═══ TASK INPUTS ═══

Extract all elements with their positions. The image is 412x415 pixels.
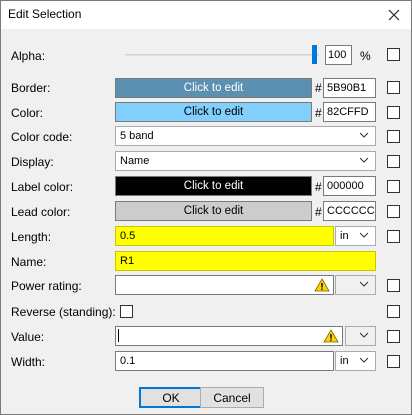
alpha-slider-track[interactable] — [125, 54, 319, 56]
alpha-label: Alpha: — [11, 49, 46, 63]
chevron-down-icon — [359, 332, 369, 338]
alpha-unit: % — [360, 49, 371, 63]
title-bar: Edit Selection — [1, 1, 411, 29]
lead-color-checkbox[interactable] — [387, 205, 400, 218]
value-checkbox[interactable] — [387, 330, 400, 343]
chevron-down-icon — [359, 281, 369, 287]
border-checkbox[interactable] — [387, 81, 400, 94]
color-code-label: Color code: — [11, 130, 73, 144]
chevron-down-icon — [359, 132, 369, 138]
power-rating-unit-select[interactable] — [335, 275, 376, 295]
label-color-hex-input[interactable]: 000000 — [323, 176, 376, 196]
length-input[interactable]: 0.5 — [115, 226, 334, 246]
width-label: Width: — [11, 355, 46, 369]
window-title: Edit Selection — [8, 7, 82, 21]
power-rating-input[interactable] — [115, 275, 334, 295]
length-checkbox[interactable] — [387, 230, 400, 243]
power-rating-checkbox[interactable] — [387, 279, 400, 292]
power-rating-label: Power rating: — [11, 279, 82, 293]
chevron-down-icon — [359, 157, 369, 163]
chevron-down-icon — [359, 232, 369, 238]
label-color-button[interactable]: Click to edit — [115, 176, 312, 196]
border-label: Border: — [11, 81, 51, 95]
alpha-slider-thumb[interactable] — [312, 45, 317, 64]
chevron-down-icon — [359, 357, 369, 363]
width-checkbox[interactable] — [387, 355, 400, 368]
lead-color-hash: # — [315, 205, 322, 219]
warning-icon — [314, 278, 330, 292]
label-color-label: Label color: — [11, 180, 74, 194]
color-button[interactable]: Click to edit — [115, 102, 312, 122]
border-hex-input[interactable]: 5B90B1 — [323, 78, 376, 98]
lead-color-label: Lead color: — [11, 205, 71, 219]
lead-color-hex-input[interactable]: CCCCCC — [323, 201, 376, 221]
length-label: Length: — [11, 230, 52, 244]
label-color-checkbox[interactable] — [387, 180, 400, 193]
ok-button[interactable]: OK — [139, 387, 203, 408]
color-code-select[interactable]: 5 band — [115, 126, 376, 146]
display-select[interactable]: Name — [115, 151, 376, 171]
color-hex-input[interactable]: 82CFFD — [323, 102, 376, 122]
display-label: Display: — [11, 155, 54, 169]
color-label: Color: — [11, 106, 44, 120]
alpha-input[interactable]: 100 — [325, 45, 352, 65]
width-unit-select[interactable]: in — [335, 351, 376, 371]
display-value: Name — [120, 155, 150, 167]
length-unit-value: in — [340, 230, 349, 242]
length-unit-select[interactable]: in — [335, 226, 376, 246]
border-hash: # — [315, 81, 322, 95]
color-code-value: 5 band — [120, 130, 154, 142]
alpha-checkbox[interactable] — [387, 48, 400, 61]
value-unit-select[interactable] — [345, 326, 376, 346]
close-button[interactable] — [377, 1, 411, 29]
close-icon — [388, 9, 400, 21]
color-code-checkbox[interactable] — [387, 130, 400, 143]
reverse-value-checkbox[interactable] — [120, 305, 133, 318]
name-input[interactable]: R1 — [115, 251, 376, 271]
reverse-checkbox[interactable] — [387, 305, 400, 318]
value-input[interactable] — [115, 326, 343, 346]
border-color-button[interactable]: Click to edit — [115, 78, 312, 98]
width-unit-value: in — [340, 355, 349, 367]
color-hash: # — [315, 106, 322, 120]
display-checkbox[interactable] — [387, 155, 400, 168]
warning-icon — [323, 329, 339, 343]
text-caret — [118, 329, 119, 342]
name-label: Name: — [11, 255, 47, 269]
edit-selection-dialog: Edit Selection Alpha: 100 % Border: Clic… — [0, 0, 412, 415]
cancel-button[interactable]: Cancel — [200, 387, 264, 408]
lead-color-button[interactable]: Click to edit — [115, 201, 312, 221]
color-checkbox[interactable] — [387, 106, 400, 119]
value-label: Value: — [11, 330, 45, 344]
reverse-label: Reverse (standing): — [11, 305, 116, 319]
label-color-hash: # — [315, 180, 322, 194]
width-input[interactable]: 0.1 — [115, 351, 334, 371]
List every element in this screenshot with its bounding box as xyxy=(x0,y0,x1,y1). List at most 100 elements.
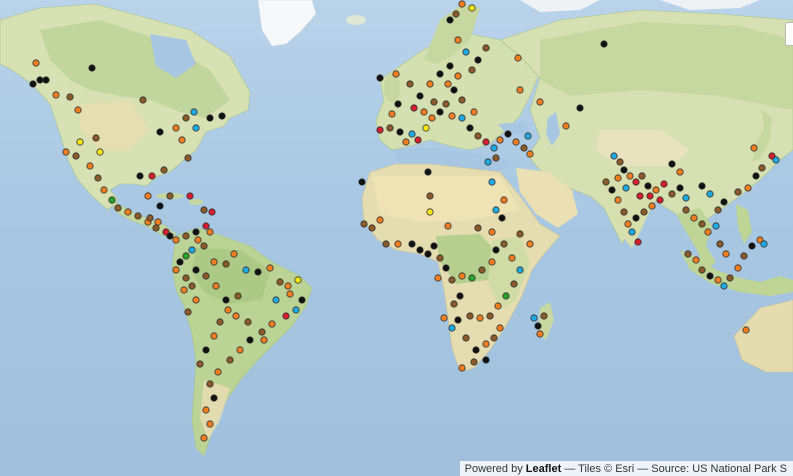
map-marker[interactable] xyxy=(414,136,422,144)
map-marker[interactable] xyxy=(182,252,190,260)
map-marker[interactable] xyxy=(436,70,444,78)
map-marker[interactable] xyxy=(428,114,436,122)
map-marker[interactable] xyxy=(180,286,188,294)
map-marker[interactable] xyxy=(484,158,492,166)
map-marker[interactable] xyxy=(492,246,500,254)
map-marker[interactable] xyxy=(536,98,544,106)
map-marker[interactable] xyxy=(684,250,692,258)
map-marker[interactable] xyxy=(292,306,300,314)
map-marker[interactable] xyxy=(430,98,438,106)
map-marker[interactable] xyxy=(358,178,366,186)
map-marker[interactable] xyxy=(92,134,100,142)
map-marker[interactable] xyxy=(206,420,214,428)
map-marker[interactable] xyxy=(466,124,474,132)
map-marker[interactable] xyxy=(504,130,512,138)
map-marker[interactable] xyxy=(222,260,230,268)
map-marker[interactable] xyxy=(216,318,224,326)
map-marker[interactable] xyxy=(668,190,676,198)
map-marker[interactable] xyxy=(446,16,454,24)
map-marker[interactable] xyxy=(376,126,384,134)
map-marker[interactable] xyxy=(468,274,476,282)
map-marker[interactable] xyxy=(406,80,414,88)
map-marker[interactable] xyxy=(740,252,748,260)
map-marker[interactable] xyxy=(698,182,706,190)
map-marker[interactable] xyxy=(510,280,518,288)
map-marker[interactable] xyxy=(392,70,400,78)
map-marker[interactable] xyxy=(516,86,524,94)
map-marker[interactable] xyxy=(410,104,418,112)
map-marker[interactable] xyxy=(424,168,432,176)
map-marker[interactable] xyxy=(458,114,466,122)
map-marker[interactable] xyxy=(712,222,720,230)
map-marker[interactable] xyxy=(448,276,456,284)
map-marker[interactable] xyxy=(436,108,444,116)
map-marker[interactable] xyxy=(652,186,660,194)
map-marker[interactable] xyxy=(202,272,210,280)
map-marker[interactable] xyxy=(234,292,242,300)
map-marker[interactable] xyxy=(758,164,766,172)
map-marker[interactable] xyxy=(440,314,448,322)
map-marker[interactable] xyxy=(444,222,452,230)
map-marker[interactable] xyxy=(218,112,226,120)
map-marker[interactable] xyxy=(450,300,458,308)
map-marker[interactable] xyxy=(478,266,486,274)
map-marker[interactable] xyxy=(470,358,478,366)
map-marker[interactable] xyxy=(202,222,210,230)
map-marker[interactable] xyxy=(166,192,174,200)
map-marker[interactable] xyxy=(476,314,484,322)
map-marker[interactable] xyxy=(490,334,498,342)
map-marker[interactable] xyxy=(114,204,122,212)
map-marker[interactable] xyxy=(96,148,104,156)
map-marker[interactable] xyxy=(632,214,640,222)
map-marker[interactable] xyxy=(172,124,180,132)
map-marker[interactable] xyxy=(488,178,496,186)
map-marker[interactable] xyxy=(644,182,652,190)
map-marker[interactable] xyxy=(524,132,532,140)
map-marker[interactable] xyxy=(224,306,232,314)
map-marker[interactable] xyxy=(488,228,496,236)
map-marker[interactable] xyxy=(750,144,758,152)
map-marker[interactable] xyxy=(298,296,306,304)
map-marker[interactable] xyxy=(562,122,570,130)
map-marker[interactable] xyxy=(660,180,668,188)
map-marker[interactable] xyxy=(188,246,196,254)
map-marker[interactable] xyxy=(676,168,684,176)
map-marker[interactable] xyxy=(468,66,476,74)
map-marker[interactable] xyxy=(640,208,648,216)
map-marker[interactable] xyxy=(516,266,524,274)
map-marker[interactable] xyxy=(206,228,214,236)
map-marker[interactable] xyxy=(512,138,520,146)
map-marker[interactable] xyxy=(192,266,200,274)
map-marker[interactable] xyxy=(29,80,37,88)
map-marker[interactable] xyxy=(246,336,254,344)
map-marker[interactable] xyxy=(192,228,200,236)
map-marker[interactable] xyxy=(222,296,230,304)
map-marker[interactable] xyxy=(210,332,218,340)
map-marker[interactable] xyxy=(622,184,630,192)
map-marker[interactable] xyxy=(416,246,424,254)
map-marker[interactable] xyxy=(134,212,142,220)
map-marker[interactable] xyxy=(482,138,490,146)
map-marker[interactable] xyxy=(482,44,490,52)
map-marker[interactable] xyxy=(726,274,734,282)
map-marker[interactable] xyxy=(632,178,640,186)
map-marker[interactable] xyxy=(202,346,210,354)
map-marker[interactable] xyxy=(734,188,742,196)
map-marker[interactable] xyxy=(486,312,494,320)
map-marker[interactable] xyxy=(540,312,548,320)
map-marker[interactable] xyxy=(520,144,528,152)
map-marker[interactable] xyxy=(194,236,202,244)
map-marker[interactable] xyxy=(166,232,174,240)
map-marker[interactable] xyxy=(178,136,186,144)
map-marker[interactable] xyxy=(502,292,510,300)
map-marker[interactable] xyxy=(436,254,444,262)
map-marker[interactable] xyxy=(244,318,252,326)
map-marker[interactable] xyxy=(172,236,180,244)
map-marker[interactable] xyxy=(714,206,722,214)
map-marker[interactable] xyxy=(482,356,490,364)
map-marker[interactable] xyxy=(628,228,636,236)
map-marker[interactable] xyxy=(682,206,690,214)
map-marker[interactable] xyxy=(76,138,84,146)
map-marker[interactable] xyxy=(192,124,200,132)
map-marker[interactable] xyxy=(462,48,470,56)
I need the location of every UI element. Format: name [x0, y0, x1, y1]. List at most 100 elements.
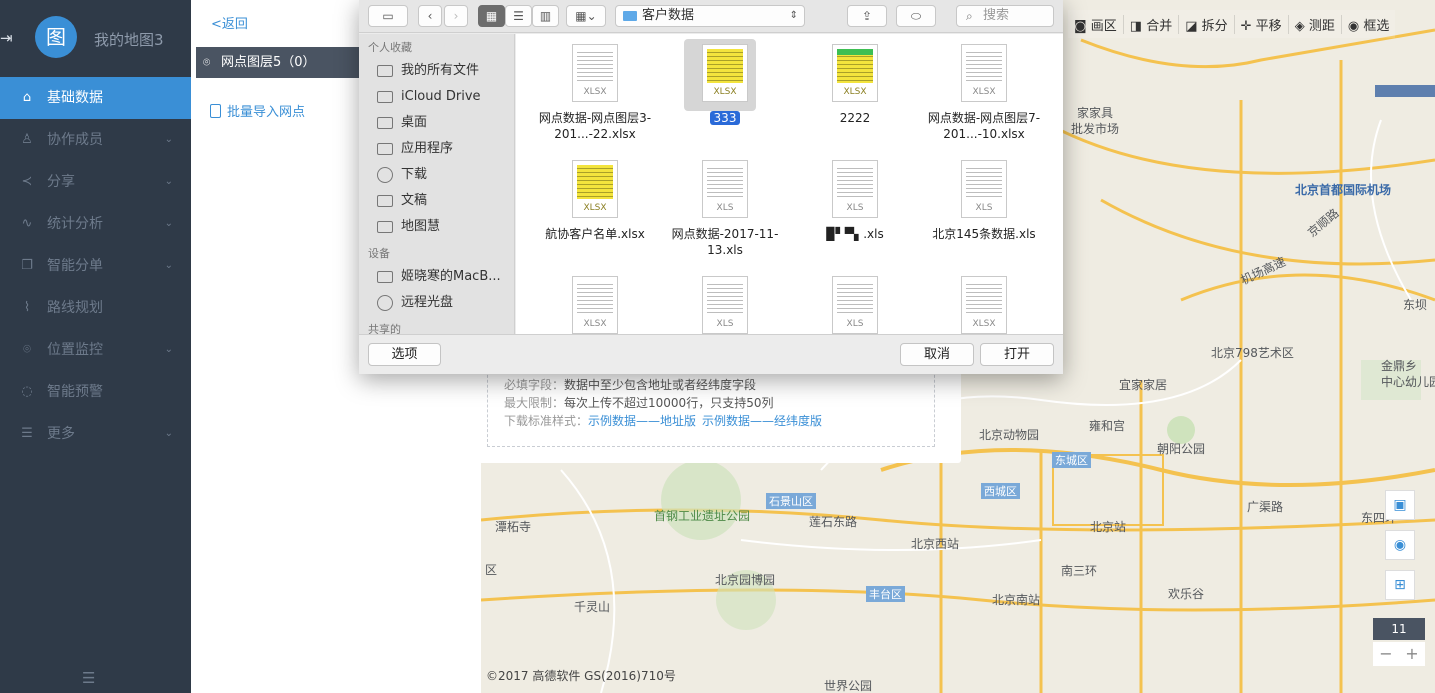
- spreadsheet-file-icon: XLSX: [961, 276, 1007, 334]
- file-item[interactable]: XLS 北京145条数据.xls: [919, 160, 1049, 242]
- sidebar-item-0[interactable]: ⌂ 基础数据: [0, 77, 191, 119]
- file-item[interactable]: XLSX 网点数据-网点图层3-201...-22.xlsx: [530, 44, 660, 142]
- options-button[interactable]: 选项: [368, 343, 441, 366]
- search-field[interactable]: ⌕ 搜索: [956, 5, 1054, 27]
- file-item[interactable]: XLS: [790, 276, 920, 334]
- thumbnail-preview: [966, 165, 1002, 199]
- devices-header: 设备: [368, 247, 390, 260]
- sidebar-item-5[interactable]: ⌇ 路线规划: [0, 287, 191, 329]
- download-icon: [377, 167, 393, 183]
- finder-item-6[interactable]: 地图慧: [359, 214, 514, 240]
- icon-view-button[interactable]: ▦: [478, 5, 505, 27]
- sidebar-item-7[interactable]: ◌ 智能预警: [0, 371, 191, 413]
- tool-icon: ◙: [1074, 18, 1091, 34]
- file-item[interactable]: XLS ▉▘▀▖.xls: [790, 160, 920, 242]
- toolbar-button-5[interactable]: ◉ 框选: [1342, 15, 1396, 34]
- finder-item-3[interactable]: 应用程序: [359, 136, 514, 162]
- file-name: 2222: [839, 111, 871, 125]
- toolbar-label: 合并: [1146, 18, 1173, 34]
- file-item[interactable]: XLSX 网点数据-网点图层7-201...-10.xlsx: [919, 44, 1049, 142]
- chevron-down-icon: ⌄: [164, 344, 173, 355]
- forward-button[interactable]: ›: [444, 5, 468, 27]
- toolbar-button-4[interactable]: ◈ 测距: [1289, 14, 1342, 34]
- finder-item-1[interactable]: 远程光盘: [359, 290, 514, 316]
- sidebar-item-8[interactable]: ☰ 更多 ⌄: [0, 413, 191, 455]
- finder-item-2[interactable]: 桌面: [359, 110, 514, 136]
- spreadsheet-file-icon: XLS: [832, 276, 878, 334]
- file-extension: XLS: [716, 203, 734, 213]
- map-label-fengtai: 丰台区: [866, 586, 905, 602]
- sidebar-item-4[interactable]: ❐ 智能分单 ⌄: [0, 245, 191, 287]
- group-menu-button[interactable]: ▦⌄: [566, 5, 606, 27]
- file-item[interactable]: XLSX: [530, 276, 660, 334]
- finder-item-0[interactable]: 我的所有文件: [359, 58, 514, 84]
- collapse-menu-icon[interactable]: ☰: [82, 669, 102, 687]
- chevron-down-icon: ⌄: [164, 176, 173, 187]
- column-view-button[interactable]: ▥: [532, 5, 559, 27]
- sidebar-item-label: 位置监控: [47, 342, 103, 358]
- location-icon: ⌾: [23, 342, 31, 357]
- finder-item-1[interactable]: iCloud Drive: [359, 84, 514, 110]
- save-icon[interactable]: ▣: [1385, 490, 1415, 520]
- sidebar-toggle-icon[interactable]: ▭: [368, 5, 408, 27]
- file-extension: XLSX: [972, 87, 996, 97]
- split-icon: ❐: [21, 258, 33, 273]
- finder-item-label: 文稿: [401, 193, 428, 208]
- sidebar-item-6[interactable]: ⌾ 位置监控 ⌄: [0, 329, 191, 371]
- back-link[interactable]: <返回: [211, 13, 248, 32]
- users-icon: ♙: [21, 132, 33, 147]
- path-label: 客户数据: [642, 8, 695, 23]
- cancel-button[interactable]: 取消: [900, 343, 974, 366]
- file-extension: XLS: [716, 319, 734, 329]
- share-icon[interactable]: ⇪: [847, 5, 887, 27]
- sample-address-link[interactable]: 示例数据——地址版: [588, 414, 696, 428]
- favorites-list: 我的所有文件 iCloud Drive 桌面 应用程序下载文稿地图慧: [359, 58, 514, 240]
- zoom-out-button[interactable]: −: [1373, 642, 1399, 666]
- file-name-wrap: 网点数据-网点图层7-201...-10.xlsx: [919, 110, 1049, 142]
- file-item[interactable]: XLSX: [919, 276, 1049, 334]
- file-item[interactable]: XLS 网点数据-2017-11-13.xls: [660, 160, 790, 258]
- bulk-import-button[interactable]: 批量导入网点: [210, 101, 305, 120]
- route-icon: ⌇: [23, 300, 31, 315]
- zoom-in-button[interactable]: +: [1399, 642, 1425, 666]
- thumbnail-preview: [707, 165, 743, 199]
- share-icon: ≺: [21, 174, 33, 189]
- file-name: 网点数据-网点图层7-201...-10.xlsx: [927, 111, 1041, 141]
- sidebar-item-label: 智能预警: [47, 384, 103, 400]
- exit-icon[interactable]: ⇥: [0, 29, 14, 47]
- toolbar-button-0[interactable]: ◙ 画区: [1068, 14, 1124, 34]
- file-item[interactable]: XLSX 航协客户名单.xlsx: [530, 160, 660, 242]
- finder-item-label: 下载: [401, 167, 428, 182]
- sidebar-item-3[interactable]: ∿ 统计分析 ⌄: [0, 203, 191, 245]
- import-dialog: 必填字段：数据中至少包含地址或者经纬度字段 最大限制：每次上传不超过10000行…: [461, 360, 961, 463]
- finder-item-5[interactable]: 文稿: [359, 188, 514, 214]
- fullscreen-icon[interactable]: ⊞: [1385, 570, 1415, 600]
- open-button[interactable]: 打开: [980, 343, 1054, 366]
- file-item[interactable]: XLSX 333: [660, 39, 790, 126]
- toolbar-button-3[interactable]: ✛ 平移: [1235, 14, 1289, 34]
- sample-latlng-link[interactable]: 示例数据——经纬度版: [702, 414, 822, 428]
- sidebar-item-label: 更多: [47, 426, 75, 442]
- download-row: 下载标准样式：示例数据——地址版 示例数据——经纬度版: [504, 414, 823, 428]
- toolbar-button-1[interactable]: ◨ 合并: [1124, 14, 1180, 34]
- sidebar-item-2[interactable]: ≺ 分享 ⌄: [0, 161, 191, 203]
- finder-item-4[interactable]: 下载: [359, 162, 514, 188]
- sidebar-nav: ⌂ 基础数据 ♙ 协作成员 ⌄ ≺ 分享 ⌄ ∿ 统计分析 ⌄ ❐ 智能分单 ⌄ ⌇ 路线规划 ⌾ 位置监控 ⌄ ◌ 智…: [0, 77, 191, 455]
- finder-item-0[interactable]: 姬晓寒的MacB...: [359, 264, 514, 290]
- spreadsheet-file-icon: XLSX: [572, 44, 618, 102]
- desktop-icon: [377, 117, 393, 129]
- chevron-down-icon: ⌄: [164, 218, 173, 229]
- map-label-yonghe: 雍和宫: [1089, 419, 1126, 433]
- sidebar-item-1[interactable]: ♙ 协作成员 ⌄: [0, 119, 191, 161]
- path-selector[interactable]: 客户数据 ⇕: [615, 5, 805, 27]
- chart-icon: ∿: [21, 216, 33, 231]
- list-view-button[interactable]: ☰: [505, 5, 532, 27]
- tag-icon[interactable]: ⬭: [896, 5, 936, 27]
- file-item[interactable]: XLS: [660, 276, 790, 334]
- map-label-tanzhe: 潭柘寺: [495, 520, 532, 534]
- sidebar-item-label: 基础数据: [47, 90, 103, 106]
- eye-icon[interactable]: ◉: [1385, 530, 1415, 560]
- file-item[interactable]: XLSX 2222: [790, 44, 920, 126]
- toolbar-button-2[interactable]: ◪ 拆分: [1179, 14, 1235, 34]
- back-button[interactable]: ‹: [418, 5, 442, 27]
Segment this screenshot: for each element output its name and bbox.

═══

### YOUR GOAL
Copy out the records word for word, starting at the line containing "- spreadsheet-file-icon: XLSX: [961, 276, 1007, 334]" and ending at the line containing "- toolbar-button-4[interactable]: ◈", with both of those lines included.

### WRITTEN ANSWER
- spreadsheet-file-icon: XLSX: [961, 276, 1007, 334]
- file-item[interactable]: XLS 北京145条数据.xls: [919, 160, 1049, 242]
- sidebar-item-0[interactable]: ⌂ 基础数据: [0, 77, 191, 119]
- file-item[interactable]: XLSX 网点数据-网点图层3-201...-22.xlsx: [530, 44, 660, 142]
- options-button[interactable]: 选项: [368, 343, 441, 366]
- search-field[interactable]: ⌕ 搜索: [956, 5, 1054, 27]
- file-item[interactable]: XLS: [790, 276, 920, 334]
- thumbnail-preview: [966, 165, 1002, 199]
- devices-header: 设备: [368, 247, 390, 260]
- sidebar-item-5[interactable]: ⌇ 路线规划: [0, 287, 191, 329]
- download-icon: [377, 167, 393, 183]
- finder-item-6[interactable]: 地图慧: [359, 214, 514, 240]
- icon-view-button[interactable]: ▦: [478, 5, 505, 27]
- sidebar-item-7[interactable]: ◌ 智能预警: [0, 371, 191, 413]
- tool-icon: ◙: [1074, 18, 1091, 34]
- file-item[interactable]: XLS ▉▘▀▖.xls: [790, 160, 920, 242]
- toolbar-button-5[interactable]: ◉ 框选: [1342, 15, 1396, 34]
- finder-item-3[interactable]: 应用程序: [359, 136, 514, 162]
- file-name: 2222: [839, 111, 871, 125]
- toolbar-label: 合并: [1146, 18, 1173, 34]
- file-item[interactable]: XLSX 网点数据-网点图层7-201...-10.xlsx: [919, 44, 1049, 142]
- chevron-down-icon: ⌄: [164, 344, 173, 355]
- forward-button[interactable]: ›: [444, 5, 468, 27]
- toolbar-button-4[interactable]: ◈ 测距: [1289, 14, 1342, 34]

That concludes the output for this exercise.